** EXERCISE DETAILS **
Reproduce exactly the lines from the one containing "Give me the JSON representation of this screenshot's" through the last line of the data, both ends included.

★ ★ ★ ★ ★

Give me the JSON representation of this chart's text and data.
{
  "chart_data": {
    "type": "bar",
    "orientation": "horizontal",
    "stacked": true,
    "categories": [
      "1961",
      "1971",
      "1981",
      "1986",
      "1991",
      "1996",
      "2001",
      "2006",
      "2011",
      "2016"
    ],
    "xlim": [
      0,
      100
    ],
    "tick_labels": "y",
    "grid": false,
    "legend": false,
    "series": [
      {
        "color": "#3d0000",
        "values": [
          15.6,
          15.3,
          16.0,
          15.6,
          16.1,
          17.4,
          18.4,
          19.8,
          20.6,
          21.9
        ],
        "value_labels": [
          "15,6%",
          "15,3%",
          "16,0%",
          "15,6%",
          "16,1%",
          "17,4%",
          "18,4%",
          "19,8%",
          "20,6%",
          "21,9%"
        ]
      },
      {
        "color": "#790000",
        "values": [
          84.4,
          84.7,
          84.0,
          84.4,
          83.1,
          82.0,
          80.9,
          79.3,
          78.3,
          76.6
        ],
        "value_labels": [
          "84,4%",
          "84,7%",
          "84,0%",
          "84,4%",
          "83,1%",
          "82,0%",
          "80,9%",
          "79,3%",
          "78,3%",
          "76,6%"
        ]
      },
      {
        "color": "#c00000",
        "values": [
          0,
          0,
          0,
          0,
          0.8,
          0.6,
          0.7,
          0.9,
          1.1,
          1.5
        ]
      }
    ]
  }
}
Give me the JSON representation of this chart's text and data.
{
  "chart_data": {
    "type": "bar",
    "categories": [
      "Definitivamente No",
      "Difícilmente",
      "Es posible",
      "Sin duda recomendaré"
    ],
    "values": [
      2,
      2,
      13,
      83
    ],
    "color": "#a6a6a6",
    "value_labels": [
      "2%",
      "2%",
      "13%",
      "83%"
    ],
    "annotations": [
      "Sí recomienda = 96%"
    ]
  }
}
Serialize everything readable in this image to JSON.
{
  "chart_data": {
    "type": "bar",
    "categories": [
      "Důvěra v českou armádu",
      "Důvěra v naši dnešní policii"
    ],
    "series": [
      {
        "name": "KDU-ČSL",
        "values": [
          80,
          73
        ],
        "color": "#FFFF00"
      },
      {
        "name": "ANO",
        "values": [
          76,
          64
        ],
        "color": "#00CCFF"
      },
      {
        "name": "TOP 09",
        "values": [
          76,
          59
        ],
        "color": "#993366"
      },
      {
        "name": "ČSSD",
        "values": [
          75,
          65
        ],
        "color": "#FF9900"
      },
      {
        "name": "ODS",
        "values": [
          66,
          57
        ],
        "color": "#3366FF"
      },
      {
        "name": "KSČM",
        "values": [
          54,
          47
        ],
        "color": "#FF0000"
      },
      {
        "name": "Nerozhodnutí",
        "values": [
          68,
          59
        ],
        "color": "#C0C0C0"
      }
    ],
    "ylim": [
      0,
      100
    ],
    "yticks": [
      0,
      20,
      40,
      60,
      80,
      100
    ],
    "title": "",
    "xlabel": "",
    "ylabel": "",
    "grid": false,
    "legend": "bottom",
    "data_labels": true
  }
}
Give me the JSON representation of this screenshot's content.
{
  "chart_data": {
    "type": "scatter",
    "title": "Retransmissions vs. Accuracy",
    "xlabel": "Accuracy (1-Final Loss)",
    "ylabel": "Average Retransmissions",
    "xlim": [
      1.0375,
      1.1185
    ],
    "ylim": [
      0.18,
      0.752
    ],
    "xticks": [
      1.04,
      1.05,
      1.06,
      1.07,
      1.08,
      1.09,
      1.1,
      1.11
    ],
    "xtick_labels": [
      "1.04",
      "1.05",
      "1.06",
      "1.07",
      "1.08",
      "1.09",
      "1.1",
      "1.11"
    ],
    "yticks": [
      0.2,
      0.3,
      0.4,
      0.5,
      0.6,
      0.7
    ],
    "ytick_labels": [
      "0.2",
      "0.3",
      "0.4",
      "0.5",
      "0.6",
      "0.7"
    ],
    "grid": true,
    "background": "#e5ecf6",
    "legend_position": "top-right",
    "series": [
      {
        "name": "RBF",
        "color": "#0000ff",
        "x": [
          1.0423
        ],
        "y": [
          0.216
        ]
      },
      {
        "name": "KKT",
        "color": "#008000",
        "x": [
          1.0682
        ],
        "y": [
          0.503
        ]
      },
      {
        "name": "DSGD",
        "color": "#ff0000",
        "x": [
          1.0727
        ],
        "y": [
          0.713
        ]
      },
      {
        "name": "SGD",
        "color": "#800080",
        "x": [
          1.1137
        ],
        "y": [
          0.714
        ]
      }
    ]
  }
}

★ ★ ★ ★ ★

** RESPONSE BELOW **
Give me the JSON representation of this screenshot's content.
{
  "chart_data": {
    "type": "scatter",
    "title": "Retransmissions vs. Accuracy",
    "xlabel": "Accuracy (1-Final Loss)",
    "ylabel": "Average Retransmissions",
    "xlim": [
      1.0375,
      1.1185
    ],
    "ylim": [
      0.18,
      0.752
    ],
    "xticks": [
      1.04,
      1.05,
      1.06,
      1.07,
      1.08,
      1.09,
      1.1,
      1.11
    ],
    "xtick_labels": [
      "1.04",
      "1.05",
      "1.06",
      "1.07",
      "1.08",
      "1.09",
      "1.1",
      "1.11"
    ],
    "yticks": [
      0.2,
      0.3,
      0.4,
      0.5,
      0.6,
      0.7
    ],
    "ytick_labels": [
      "0.2",
      "0.3",
      "0.4",
      "0.5",
      "0.6",
      "0.7"
    ],
    "grid": true,
    "background": "#e5ecf6",
    "legend_position": "top-right",
    "series": [
      {
        "name": "RBF",
        "color": "#0000ff",
        "x": [
          1.0423
        ],
        "y": [
          0.216
        ]
      },
      {
        "name": "KKT",
        "color": "#008000",
        "x": [
          1.0682
        ],
        "y": [
          0.503
        ]
      },
      {
        "name": "DSGD",
        "color": "#ff0000",
        "x": [
          1.0727
        ],
        "y": [
          0.713
        ]
      },
      {
        "name": "SGD",
        "color": "#800080",
        "x": [
          1.1137
        ],
        "y": [
          0.714
        ]
      }
    ]
  }
}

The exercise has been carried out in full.